- **Task to complete**: Report how many lines of the listing below include the word "decided". Give nothing but the number.

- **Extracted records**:
start

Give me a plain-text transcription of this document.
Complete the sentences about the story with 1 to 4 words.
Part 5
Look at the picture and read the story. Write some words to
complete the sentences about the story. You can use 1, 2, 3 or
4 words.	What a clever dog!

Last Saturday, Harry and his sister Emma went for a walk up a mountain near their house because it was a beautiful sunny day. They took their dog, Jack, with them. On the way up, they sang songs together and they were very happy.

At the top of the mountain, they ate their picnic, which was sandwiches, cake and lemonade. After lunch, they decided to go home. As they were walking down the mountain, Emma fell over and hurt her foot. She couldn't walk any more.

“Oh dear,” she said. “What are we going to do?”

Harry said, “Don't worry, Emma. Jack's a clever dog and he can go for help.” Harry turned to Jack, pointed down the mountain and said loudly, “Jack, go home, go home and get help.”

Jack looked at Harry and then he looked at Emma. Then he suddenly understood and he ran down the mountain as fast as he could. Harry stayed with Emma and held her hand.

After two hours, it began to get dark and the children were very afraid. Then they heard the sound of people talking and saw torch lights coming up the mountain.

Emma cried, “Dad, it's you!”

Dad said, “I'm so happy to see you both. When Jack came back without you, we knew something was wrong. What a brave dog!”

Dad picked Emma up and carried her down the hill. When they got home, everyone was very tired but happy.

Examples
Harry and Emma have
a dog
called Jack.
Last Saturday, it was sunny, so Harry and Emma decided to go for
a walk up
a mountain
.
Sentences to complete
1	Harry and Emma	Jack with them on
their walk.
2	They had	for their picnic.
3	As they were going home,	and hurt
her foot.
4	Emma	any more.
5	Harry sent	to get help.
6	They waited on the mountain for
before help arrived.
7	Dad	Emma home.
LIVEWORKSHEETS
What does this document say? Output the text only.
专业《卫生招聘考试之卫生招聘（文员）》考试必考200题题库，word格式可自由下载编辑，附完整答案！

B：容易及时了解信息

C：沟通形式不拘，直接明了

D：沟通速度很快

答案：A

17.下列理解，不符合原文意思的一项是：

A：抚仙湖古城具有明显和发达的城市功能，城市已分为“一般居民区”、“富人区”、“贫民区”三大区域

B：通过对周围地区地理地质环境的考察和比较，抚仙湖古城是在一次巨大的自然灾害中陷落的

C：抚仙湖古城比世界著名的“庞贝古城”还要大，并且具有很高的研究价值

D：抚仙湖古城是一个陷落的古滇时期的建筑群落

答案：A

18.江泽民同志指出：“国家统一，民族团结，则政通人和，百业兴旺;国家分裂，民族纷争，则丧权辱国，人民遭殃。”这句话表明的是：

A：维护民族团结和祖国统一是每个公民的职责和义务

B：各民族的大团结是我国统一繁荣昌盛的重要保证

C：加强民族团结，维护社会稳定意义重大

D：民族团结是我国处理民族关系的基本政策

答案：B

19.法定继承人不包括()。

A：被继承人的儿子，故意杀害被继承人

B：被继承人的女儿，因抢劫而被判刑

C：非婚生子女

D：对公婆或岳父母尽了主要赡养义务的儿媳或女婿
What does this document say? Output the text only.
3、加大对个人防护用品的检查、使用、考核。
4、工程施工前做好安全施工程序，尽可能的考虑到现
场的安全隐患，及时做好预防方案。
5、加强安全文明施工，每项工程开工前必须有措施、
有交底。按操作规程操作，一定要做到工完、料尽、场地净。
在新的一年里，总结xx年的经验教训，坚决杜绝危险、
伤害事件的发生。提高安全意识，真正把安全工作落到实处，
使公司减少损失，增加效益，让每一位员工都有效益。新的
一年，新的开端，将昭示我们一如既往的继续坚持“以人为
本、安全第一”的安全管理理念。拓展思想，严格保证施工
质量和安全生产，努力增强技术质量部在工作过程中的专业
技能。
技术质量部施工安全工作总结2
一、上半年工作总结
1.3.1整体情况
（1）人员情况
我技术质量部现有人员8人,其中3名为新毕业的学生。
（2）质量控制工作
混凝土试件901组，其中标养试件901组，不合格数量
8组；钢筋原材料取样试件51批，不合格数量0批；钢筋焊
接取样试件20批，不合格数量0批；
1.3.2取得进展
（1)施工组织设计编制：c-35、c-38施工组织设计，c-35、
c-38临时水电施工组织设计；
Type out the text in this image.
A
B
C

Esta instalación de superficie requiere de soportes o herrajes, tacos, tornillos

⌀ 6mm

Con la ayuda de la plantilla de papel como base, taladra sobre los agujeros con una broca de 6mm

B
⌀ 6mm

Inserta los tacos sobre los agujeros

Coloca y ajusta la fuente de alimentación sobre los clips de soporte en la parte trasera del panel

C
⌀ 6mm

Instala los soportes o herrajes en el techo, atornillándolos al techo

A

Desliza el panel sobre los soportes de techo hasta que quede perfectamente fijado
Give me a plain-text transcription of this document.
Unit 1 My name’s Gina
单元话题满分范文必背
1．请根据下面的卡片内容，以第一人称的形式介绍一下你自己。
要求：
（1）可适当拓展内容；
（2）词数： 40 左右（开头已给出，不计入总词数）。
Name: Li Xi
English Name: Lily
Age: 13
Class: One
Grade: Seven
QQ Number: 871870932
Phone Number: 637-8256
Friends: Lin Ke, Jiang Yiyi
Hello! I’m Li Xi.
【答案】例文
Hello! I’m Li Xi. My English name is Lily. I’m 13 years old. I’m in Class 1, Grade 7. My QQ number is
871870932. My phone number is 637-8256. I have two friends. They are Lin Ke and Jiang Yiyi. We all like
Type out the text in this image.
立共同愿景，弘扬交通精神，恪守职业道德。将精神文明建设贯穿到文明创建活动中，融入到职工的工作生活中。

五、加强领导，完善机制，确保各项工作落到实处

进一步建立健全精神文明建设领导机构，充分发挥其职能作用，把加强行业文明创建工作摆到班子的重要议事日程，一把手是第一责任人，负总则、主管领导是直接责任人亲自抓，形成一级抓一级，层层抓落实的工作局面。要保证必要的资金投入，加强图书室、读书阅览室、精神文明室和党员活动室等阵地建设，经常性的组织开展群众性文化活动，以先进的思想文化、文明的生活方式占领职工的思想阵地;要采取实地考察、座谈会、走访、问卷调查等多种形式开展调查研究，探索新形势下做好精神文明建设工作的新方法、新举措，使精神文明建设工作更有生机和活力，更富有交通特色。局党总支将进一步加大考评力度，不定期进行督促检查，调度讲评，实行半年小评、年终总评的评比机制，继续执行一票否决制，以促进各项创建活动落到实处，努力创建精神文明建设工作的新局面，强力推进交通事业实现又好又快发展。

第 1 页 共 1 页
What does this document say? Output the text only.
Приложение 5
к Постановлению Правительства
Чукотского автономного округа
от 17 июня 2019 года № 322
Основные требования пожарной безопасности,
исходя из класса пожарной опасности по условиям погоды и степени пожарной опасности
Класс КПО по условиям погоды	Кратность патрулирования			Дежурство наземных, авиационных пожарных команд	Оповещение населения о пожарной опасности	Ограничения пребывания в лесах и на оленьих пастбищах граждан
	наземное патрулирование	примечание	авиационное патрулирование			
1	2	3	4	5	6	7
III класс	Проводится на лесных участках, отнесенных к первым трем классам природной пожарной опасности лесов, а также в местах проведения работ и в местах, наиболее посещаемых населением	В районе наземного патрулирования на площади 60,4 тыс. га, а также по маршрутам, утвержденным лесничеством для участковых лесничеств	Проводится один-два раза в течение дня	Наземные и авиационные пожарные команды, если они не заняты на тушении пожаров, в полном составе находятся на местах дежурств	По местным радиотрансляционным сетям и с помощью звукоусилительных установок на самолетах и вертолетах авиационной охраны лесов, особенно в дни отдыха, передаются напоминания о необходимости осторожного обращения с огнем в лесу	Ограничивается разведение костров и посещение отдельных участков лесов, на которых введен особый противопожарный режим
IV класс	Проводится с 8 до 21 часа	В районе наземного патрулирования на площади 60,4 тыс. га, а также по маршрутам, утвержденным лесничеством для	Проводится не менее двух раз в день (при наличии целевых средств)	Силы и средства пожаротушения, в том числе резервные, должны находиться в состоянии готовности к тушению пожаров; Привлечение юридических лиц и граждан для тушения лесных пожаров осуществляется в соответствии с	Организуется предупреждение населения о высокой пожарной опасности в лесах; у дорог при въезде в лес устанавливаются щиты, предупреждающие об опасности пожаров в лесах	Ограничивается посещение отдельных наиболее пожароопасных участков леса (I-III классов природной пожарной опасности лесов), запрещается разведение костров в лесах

end

- **Right answer**: 2